**Data records**

------------------------------------------------------------------------

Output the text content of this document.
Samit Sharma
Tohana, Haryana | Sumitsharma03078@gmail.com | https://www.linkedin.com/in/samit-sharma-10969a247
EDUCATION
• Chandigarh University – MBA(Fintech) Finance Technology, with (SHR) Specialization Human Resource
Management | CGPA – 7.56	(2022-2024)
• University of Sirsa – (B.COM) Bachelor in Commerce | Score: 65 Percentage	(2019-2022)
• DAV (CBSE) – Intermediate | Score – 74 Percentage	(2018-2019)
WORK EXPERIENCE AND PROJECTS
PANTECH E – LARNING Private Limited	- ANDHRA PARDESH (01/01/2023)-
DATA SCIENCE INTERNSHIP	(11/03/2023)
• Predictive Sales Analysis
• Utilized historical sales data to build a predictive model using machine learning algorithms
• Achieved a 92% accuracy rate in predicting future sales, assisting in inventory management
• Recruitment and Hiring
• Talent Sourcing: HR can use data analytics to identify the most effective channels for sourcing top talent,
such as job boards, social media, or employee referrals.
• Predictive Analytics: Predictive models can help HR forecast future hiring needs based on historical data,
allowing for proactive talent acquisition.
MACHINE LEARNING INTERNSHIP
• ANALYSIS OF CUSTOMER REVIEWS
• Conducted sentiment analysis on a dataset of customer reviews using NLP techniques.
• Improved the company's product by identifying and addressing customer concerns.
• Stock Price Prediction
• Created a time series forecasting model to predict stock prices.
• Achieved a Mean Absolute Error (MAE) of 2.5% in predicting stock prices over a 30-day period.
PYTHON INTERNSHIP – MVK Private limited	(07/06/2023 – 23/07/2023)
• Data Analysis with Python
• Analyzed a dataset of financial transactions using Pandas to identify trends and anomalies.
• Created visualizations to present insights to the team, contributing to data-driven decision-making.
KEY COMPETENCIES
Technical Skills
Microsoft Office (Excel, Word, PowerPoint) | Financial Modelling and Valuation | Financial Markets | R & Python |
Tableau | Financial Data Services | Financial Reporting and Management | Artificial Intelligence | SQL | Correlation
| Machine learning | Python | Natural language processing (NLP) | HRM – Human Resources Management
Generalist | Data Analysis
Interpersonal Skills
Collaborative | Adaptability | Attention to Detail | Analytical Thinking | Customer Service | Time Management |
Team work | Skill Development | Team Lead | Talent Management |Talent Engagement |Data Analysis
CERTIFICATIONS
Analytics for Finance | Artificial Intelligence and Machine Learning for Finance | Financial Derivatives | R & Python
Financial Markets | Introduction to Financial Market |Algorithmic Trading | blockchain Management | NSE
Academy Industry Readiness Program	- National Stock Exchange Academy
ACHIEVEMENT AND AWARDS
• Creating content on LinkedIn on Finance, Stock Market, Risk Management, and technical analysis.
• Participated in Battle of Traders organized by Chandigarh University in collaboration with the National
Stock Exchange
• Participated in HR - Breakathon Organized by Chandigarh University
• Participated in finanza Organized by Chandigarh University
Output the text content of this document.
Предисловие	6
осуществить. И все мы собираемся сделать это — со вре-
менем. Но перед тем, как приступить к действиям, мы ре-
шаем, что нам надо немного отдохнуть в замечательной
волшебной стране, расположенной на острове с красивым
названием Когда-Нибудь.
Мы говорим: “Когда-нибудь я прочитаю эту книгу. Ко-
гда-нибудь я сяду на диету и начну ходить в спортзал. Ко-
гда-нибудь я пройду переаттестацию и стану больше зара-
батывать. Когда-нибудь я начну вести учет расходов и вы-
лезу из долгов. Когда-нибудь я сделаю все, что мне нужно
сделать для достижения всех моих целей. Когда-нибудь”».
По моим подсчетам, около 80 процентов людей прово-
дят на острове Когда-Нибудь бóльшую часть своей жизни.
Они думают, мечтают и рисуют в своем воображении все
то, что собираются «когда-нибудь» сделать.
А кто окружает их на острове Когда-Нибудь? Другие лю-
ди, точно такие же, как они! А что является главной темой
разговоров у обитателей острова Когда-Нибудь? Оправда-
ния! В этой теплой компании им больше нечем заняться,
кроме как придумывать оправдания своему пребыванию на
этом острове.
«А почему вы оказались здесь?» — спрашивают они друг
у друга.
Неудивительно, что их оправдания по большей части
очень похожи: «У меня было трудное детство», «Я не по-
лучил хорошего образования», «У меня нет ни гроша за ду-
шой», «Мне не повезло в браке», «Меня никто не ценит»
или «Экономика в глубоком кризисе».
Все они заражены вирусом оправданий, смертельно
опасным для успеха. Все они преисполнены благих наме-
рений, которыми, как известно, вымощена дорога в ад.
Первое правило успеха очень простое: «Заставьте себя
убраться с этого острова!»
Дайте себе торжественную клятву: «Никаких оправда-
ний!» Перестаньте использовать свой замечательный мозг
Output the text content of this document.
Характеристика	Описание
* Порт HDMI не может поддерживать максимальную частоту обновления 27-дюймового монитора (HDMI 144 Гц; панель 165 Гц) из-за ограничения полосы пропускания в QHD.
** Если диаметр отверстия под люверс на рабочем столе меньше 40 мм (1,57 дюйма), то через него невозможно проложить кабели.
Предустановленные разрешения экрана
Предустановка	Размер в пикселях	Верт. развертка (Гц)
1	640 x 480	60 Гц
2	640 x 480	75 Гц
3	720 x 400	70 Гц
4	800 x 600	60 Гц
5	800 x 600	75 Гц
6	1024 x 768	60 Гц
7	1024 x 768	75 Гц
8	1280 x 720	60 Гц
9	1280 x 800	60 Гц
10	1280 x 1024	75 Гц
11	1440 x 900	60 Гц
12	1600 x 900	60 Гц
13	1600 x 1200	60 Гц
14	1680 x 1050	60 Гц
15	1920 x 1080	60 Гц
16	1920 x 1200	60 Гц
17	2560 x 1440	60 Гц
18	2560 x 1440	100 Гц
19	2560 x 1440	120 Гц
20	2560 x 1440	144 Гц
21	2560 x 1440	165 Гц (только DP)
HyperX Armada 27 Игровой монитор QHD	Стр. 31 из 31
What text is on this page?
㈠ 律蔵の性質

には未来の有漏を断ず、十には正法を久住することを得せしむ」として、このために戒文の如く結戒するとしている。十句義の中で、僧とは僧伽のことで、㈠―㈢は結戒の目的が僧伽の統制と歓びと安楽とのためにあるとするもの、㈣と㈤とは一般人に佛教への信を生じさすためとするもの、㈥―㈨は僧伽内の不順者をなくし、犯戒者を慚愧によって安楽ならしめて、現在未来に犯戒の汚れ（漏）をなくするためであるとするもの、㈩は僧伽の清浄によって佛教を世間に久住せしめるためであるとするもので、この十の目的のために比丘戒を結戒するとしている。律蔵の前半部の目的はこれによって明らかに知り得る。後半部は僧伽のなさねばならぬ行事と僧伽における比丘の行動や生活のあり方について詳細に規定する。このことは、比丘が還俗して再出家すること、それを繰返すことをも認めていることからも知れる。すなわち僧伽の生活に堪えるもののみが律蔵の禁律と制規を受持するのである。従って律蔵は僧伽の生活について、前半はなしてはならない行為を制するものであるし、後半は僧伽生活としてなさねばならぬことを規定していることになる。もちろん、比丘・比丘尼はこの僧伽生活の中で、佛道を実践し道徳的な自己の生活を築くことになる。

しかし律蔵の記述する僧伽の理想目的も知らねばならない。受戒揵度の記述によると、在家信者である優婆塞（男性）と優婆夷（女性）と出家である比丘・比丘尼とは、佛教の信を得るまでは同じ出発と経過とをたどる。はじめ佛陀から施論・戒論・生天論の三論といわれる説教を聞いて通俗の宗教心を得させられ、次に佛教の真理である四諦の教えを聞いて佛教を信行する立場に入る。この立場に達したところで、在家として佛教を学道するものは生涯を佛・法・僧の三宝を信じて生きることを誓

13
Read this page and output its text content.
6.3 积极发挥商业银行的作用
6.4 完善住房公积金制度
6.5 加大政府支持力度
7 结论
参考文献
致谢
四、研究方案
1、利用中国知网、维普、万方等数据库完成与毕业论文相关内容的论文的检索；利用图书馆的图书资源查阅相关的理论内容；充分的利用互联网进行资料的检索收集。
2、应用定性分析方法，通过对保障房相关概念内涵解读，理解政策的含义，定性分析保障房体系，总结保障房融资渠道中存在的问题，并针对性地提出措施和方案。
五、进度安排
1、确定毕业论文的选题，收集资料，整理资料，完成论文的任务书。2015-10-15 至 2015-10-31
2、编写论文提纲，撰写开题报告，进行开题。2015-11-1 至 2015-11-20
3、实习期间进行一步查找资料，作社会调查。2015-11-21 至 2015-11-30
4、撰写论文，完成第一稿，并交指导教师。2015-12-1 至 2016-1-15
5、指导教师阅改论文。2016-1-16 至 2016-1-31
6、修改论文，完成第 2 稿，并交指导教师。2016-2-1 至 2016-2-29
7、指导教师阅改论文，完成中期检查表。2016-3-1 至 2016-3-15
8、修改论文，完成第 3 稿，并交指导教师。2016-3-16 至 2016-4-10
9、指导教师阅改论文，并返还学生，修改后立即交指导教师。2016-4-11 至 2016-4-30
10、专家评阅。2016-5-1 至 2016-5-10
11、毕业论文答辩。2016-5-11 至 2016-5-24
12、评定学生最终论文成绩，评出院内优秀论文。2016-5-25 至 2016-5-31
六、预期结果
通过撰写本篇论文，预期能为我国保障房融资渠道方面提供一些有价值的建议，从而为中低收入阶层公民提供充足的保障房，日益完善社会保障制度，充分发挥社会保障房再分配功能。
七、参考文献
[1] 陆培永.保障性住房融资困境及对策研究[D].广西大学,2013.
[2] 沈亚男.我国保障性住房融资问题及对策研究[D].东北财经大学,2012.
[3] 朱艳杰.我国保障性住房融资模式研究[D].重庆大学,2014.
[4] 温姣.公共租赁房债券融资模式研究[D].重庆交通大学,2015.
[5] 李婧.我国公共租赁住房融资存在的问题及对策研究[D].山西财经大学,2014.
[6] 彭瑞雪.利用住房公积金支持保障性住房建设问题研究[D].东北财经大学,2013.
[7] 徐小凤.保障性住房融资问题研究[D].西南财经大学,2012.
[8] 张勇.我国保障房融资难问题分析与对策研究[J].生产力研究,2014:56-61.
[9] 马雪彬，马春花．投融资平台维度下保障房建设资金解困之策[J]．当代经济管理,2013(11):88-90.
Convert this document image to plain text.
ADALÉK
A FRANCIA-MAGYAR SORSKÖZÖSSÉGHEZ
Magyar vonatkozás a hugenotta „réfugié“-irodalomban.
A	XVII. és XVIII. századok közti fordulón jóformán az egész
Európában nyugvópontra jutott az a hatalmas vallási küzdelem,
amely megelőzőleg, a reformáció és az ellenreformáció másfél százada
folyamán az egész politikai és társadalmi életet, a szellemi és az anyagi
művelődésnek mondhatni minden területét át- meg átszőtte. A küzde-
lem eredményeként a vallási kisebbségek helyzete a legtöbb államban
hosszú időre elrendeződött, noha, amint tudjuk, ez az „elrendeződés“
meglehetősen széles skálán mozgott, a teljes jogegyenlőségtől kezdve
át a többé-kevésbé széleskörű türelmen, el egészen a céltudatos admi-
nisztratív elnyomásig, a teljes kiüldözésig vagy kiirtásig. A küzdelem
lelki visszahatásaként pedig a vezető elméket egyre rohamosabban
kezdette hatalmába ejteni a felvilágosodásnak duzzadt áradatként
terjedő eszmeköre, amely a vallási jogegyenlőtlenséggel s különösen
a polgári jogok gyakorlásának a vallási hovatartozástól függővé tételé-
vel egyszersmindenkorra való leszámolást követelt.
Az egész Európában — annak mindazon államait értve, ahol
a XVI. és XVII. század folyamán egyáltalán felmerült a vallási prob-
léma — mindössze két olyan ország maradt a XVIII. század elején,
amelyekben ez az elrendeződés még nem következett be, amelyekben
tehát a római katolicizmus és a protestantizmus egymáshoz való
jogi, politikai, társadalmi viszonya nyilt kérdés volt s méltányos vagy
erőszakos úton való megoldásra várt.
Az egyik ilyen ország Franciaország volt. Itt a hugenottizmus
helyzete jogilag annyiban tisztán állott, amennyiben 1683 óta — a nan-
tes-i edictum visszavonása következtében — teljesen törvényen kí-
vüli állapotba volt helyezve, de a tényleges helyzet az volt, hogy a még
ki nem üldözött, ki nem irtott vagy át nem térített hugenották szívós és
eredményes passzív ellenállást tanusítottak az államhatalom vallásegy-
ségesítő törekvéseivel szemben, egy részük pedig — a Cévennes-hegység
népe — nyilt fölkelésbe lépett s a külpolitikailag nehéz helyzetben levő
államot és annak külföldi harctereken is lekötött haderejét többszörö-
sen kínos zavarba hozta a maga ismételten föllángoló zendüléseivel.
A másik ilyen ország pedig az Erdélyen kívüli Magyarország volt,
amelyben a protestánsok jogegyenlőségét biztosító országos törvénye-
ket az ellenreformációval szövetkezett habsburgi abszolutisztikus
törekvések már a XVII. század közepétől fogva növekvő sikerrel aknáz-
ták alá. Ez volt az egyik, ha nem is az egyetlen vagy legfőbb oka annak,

------------------------------------------------------------------------

**Task objective**
Tally every line of the listing that holds the string "修改论文", then give the number by itself.

**Reply to the exercise**
2